:: Work to be completed ::
Write the count of lines that contain the word "Torvbruk" and nothing else.

Saved entries:
[start]
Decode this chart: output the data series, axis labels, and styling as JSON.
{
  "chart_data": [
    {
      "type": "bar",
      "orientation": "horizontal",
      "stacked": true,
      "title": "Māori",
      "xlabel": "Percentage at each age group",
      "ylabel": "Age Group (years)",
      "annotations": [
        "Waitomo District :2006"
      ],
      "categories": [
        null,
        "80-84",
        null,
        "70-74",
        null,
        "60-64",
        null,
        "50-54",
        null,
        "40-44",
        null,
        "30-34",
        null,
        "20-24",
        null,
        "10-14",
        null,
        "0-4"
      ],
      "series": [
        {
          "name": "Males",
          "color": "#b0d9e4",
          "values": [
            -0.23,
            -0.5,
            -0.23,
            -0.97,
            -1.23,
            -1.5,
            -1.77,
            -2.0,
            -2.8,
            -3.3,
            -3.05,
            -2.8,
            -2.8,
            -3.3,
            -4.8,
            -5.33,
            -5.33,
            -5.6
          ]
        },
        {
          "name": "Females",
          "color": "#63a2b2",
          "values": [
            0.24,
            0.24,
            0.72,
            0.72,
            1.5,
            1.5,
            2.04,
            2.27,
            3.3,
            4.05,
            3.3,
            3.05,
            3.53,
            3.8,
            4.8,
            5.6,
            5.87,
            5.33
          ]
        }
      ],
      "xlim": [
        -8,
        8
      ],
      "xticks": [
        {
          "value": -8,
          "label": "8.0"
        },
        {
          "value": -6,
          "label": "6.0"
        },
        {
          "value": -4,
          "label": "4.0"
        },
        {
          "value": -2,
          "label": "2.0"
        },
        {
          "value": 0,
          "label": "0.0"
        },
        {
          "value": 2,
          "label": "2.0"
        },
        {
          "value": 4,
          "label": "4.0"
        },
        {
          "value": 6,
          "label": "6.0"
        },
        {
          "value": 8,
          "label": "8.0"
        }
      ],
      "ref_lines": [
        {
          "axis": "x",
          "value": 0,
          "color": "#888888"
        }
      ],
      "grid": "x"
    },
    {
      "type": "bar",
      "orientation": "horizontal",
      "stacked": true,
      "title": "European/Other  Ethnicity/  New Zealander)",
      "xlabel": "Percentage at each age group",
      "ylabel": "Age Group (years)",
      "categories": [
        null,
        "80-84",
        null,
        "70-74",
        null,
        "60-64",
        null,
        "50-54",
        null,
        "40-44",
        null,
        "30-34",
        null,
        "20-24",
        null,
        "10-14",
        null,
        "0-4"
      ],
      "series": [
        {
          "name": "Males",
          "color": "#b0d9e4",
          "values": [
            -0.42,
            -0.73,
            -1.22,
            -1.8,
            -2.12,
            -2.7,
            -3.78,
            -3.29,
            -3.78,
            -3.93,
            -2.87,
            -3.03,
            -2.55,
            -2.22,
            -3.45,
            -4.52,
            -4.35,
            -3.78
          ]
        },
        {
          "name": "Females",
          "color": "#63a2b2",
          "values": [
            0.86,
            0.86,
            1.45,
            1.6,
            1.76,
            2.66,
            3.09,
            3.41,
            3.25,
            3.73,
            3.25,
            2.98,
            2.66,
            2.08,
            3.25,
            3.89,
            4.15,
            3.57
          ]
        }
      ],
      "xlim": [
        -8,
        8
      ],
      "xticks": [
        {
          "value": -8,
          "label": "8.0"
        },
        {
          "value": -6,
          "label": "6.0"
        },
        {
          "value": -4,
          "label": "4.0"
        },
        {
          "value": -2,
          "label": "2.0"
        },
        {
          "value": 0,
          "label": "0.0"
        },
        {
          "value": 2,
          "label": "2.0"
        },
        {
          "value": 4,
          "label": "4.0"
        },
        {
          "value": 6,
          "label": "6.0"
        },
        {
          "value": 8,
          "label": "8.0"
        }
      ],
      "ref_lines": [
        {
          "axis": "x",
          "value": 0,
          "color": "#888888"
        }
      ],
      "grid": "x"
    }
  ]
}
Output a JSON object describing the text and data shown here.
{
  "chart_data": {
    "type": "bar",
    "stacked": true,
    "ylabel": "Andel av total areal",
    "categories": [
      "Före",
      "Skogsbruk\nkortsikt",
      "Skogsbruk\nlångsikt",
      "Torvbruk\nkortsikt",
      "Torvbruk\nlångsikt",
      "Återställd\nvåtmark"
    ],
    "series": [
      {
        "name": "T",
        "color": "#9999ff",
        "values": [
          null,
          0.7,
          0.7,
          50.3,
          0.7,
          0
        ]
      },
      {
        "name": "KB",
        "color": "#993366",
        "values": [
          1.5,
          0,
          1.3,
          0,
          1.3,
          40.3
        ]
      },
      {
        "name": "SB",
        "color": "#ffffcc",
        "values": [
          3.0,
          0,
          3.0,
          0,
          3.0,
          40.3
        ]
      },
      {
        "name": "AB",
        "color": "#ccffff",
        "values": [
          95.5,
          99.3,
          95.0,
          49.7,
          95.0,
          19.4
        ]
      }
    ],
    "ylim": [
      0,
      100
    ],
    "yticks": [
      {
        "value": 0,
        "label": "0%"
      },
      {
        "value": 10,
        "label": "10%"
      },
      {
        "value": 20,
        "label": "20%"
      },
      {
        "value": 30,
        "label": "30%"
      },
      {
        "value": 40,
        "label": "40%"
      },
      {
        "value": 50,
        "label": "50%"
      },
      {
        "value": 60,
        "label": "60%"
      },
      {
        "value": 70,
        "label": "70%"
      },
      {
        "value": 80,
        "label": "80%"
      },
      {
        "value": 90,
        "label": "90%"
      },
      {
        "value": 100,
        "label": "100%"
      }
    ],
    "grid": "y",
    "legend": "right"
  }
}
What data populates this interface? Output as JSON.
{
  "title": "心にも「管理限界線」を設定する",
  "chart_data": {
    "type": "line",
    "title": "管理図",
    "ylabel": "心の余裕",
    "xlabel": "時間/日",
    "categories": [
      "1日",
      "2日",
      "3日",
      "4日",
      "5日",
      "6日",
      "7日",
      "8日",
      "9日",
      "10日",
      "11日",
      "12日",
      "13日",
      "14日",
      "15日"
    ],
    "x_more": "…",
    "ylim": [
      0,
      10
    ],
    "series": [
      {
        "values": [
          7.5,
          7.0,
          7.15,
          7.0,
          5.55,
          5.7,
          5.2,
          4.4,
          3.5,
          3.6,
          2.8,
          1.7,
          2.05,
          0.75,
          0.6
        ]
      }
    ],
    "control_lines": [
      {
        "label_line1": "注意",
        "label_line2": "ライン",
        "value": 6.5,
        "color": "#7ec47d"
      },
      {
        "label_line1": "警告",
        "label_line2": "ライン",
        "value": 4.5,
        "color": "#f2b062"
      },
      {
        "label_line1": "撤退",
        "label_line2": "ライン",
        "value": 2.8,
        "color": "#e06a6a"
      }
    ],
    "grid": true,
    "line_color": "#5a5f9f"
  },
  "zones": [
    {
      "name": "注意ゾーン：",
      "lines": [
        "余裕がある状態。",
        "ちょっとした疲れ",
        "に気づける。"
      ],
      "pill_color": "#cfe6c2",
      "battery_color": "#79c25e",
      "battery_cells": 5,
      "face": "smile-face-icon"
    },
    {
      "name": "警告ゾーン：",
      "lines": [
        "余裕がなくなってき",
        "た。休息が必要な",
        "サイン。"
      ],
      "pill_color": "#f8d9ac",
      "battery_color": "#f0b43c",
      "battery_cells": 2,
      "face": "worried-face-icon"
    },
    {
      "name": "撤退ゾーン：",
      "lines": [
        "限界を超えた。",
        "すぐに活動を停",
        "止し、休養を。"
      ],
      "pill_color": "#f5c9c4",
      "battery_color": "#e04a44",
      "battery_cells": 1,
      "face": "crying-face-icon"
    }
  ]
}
[end]
:: Solved problem ::
2